### Records excerpted from a collection

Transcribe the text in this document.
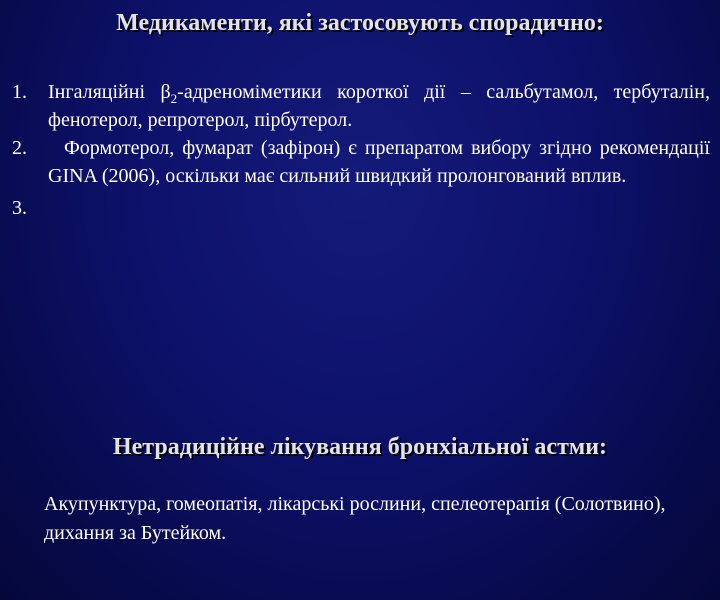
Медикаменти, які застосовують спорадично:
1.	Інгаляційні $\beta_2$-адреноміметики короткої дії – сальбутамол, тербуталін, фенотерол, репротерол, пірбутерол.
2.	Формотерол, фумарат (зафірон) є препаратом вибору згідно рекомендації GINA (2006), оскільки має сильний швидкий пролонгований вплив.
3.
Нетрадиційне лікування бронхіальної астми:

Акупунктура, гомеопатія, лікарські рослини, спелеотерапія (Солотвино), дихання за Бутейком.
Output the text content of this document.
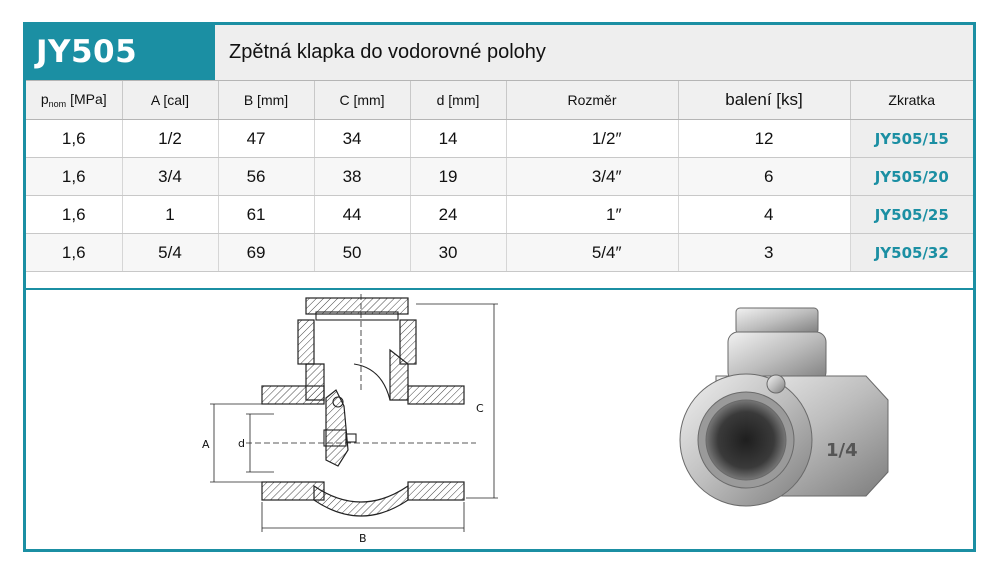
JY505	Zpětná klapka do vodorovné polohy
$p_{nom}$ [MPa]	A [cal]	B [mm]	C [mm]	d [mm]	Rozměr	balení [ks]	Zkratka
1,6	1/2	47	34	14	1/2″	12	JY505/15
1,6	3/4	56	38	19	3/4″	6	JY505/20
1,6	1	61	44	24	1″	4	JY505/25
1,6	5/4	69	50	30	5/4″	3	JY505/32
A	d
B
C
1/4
---
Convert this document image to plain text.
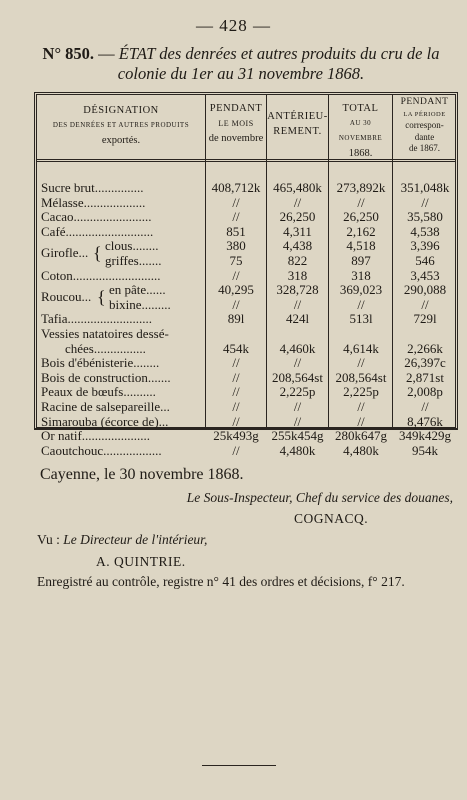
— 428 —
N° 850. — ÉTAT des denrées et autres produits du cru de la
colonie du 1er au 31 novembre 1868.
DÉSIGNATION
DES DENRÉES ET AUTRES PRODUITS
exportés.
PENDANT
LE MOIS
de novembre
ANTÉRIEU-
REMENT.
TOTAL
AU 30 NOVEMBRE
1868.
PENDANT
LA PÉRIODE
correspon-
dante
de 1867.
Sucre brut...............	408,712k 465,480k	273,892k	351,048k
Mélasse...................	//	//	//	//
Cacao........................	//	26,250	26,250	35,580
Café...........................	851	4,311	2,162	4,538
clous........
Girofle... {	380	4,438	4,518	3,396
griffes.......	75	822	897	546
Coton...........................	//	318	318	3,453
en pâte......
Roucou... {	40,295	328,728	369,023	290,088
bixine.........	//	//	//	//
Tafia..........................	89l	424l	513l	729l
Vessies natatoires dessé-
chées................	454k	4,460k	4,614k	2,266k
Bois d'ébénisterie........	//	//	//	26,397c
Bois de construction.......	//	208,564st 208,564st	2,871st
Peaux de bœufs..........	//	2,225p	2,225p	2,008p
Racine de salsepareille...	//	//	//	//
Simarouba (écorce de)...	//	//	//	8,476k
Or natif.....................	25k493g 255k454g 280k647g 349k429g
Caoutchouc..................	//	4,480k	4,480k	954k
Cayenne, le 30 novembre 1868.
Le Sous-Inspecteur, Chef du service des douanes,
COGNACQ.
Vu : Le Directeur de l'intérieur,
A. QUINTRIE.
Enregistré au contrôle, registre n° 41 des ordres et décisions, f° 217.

### Written problem
Copy each line of the listing that includes "document".

### Final result
Transcribe the text in this document.
Output the text content of this document.
Convert this document image to plain text.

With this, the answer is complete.